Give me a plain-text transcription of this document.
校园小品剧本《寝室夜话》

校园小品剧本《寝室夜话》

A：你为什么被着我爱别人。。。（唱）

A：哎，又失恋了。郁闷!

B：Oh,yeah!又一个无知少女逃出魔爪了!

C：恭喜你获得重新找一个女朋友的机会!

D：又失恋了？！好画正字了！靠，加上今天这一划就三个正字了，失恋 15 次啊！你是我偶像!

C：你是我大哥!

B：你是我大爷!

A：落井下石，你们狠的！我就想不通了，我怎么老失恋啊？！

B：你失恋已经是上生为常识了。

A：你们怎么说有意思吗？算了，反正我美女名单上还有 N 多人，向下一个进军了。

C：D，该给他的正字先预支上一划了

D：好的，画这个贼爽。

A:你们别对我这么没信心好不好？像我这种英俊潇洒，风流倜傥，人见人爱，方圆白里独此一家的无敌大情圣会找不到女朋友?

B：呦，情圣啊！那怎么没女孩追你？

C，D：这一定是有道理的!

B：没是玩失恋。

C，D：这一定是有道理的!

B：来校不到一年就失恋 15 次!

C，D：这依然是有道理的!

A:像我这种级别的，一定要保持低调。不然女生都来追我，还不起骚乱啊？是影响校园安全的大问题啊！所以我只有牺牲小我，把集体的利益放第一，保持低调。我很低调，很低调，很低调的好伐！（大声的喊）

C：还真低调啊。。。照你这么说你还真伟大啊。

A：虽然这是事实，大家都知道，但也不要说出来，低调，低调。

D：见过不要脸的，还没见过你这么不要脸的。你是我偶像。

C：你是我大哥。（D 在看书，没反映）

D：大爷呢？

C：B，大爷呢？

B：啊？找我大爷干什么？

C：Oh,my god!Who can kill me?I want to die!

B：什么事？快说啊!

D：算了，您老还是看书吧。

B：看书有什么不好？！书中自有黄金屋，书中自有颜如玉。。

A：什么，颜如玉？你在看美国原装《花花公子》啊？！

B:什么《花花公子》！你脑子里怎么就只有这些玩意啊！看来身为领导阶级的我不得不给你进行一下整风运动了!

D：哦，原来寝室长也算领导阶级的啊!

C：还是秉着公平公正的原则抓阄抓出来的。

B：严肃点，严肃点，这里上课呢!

........

Copy each record from above exactly, and include every line.

Give me a plain-text transcription of this document.
校园小品剧本《寝室夜话》

校园小品剧本《寝室夜话》

A：你为什么被着我爱别人。。。（唱）

A：哎，又失恋了。郁闷!

B：Oh,yeah!又一个无知少女逃出魔爪了!

C：恭喜你获得重新找一个女朋友的机会!

D：又失恋了？！好画正字了！靠，加上今天这一划就三个正字了，失恋 15 次啊！你是我偶像!

C：你是我大哥!

B：你是我大爷!

A：落井下石，你们狠的！我就想不通了，我怎么老失恋啊？！

B：你失恋已经是上生为常识了。

A：你们怎么说有意思吗？算了，反正我美女名单上还有 N 多人，向下一个进军了。

C：D，该给他的正字先预支上一划了

D：好的，画这个贼爽。

A:你们别对我这么没信心好不好？像我这种英俊潇洒，风流倜傥，人见人爱，方圆白里独此一家的无敌大情圣会找不到女朋友?

B：呦，情圣啊！那怎么没女孩追你？

C，D：这一定是有道理的!

B：没是玩失恋。

C，D：这一定是有道理的!

B：来校不到一年就失恋 15 次!

C，D：这依然是有道理的!

A:像我这种级别的，一定要保持低调。不然女生都来追我，还不起骚乱啊？是影响校园安全的大问题啊！所以我只有牺牲小我，把集体的利益放第一，保持低调。我很低调，很低调，很低调的好伐！（大声的喊）

C：还真低调啊。。。照你这么说你还真伟大啊。

A：虽然这是事实，大家都知道，但也不要说出来，低调，低调。

D：见过不要脸的，还没见过你这么不要脸的。你是我偶像。

C：你是我大哥。（D 在看书，没反映）

D：大爷呢？

C：B，大爷呢？

B：啊？找我大爷干什么？

C：Oh,my god!Who can kill me?I want to die!

B：什么事？快说啊!

D：算了，您老还是看书吧。

B：看书有什么不好？！书中自有黄金屋，书中自有颜如玉。。

A：什么，颜如玉？你在看美国原装《花花公子》啊？！

B:什么《花花公子》！你脑子里怎么就只有这些玩意啊！看来身为领导阶级的我不得不给你进行一下整风运动了!

D：哦，原来寝室长也算领导阶级的啊!

C：还是秉着公平公正的原则抓阄抓出来的。

B：严肃点，严肃点，这里上课呢!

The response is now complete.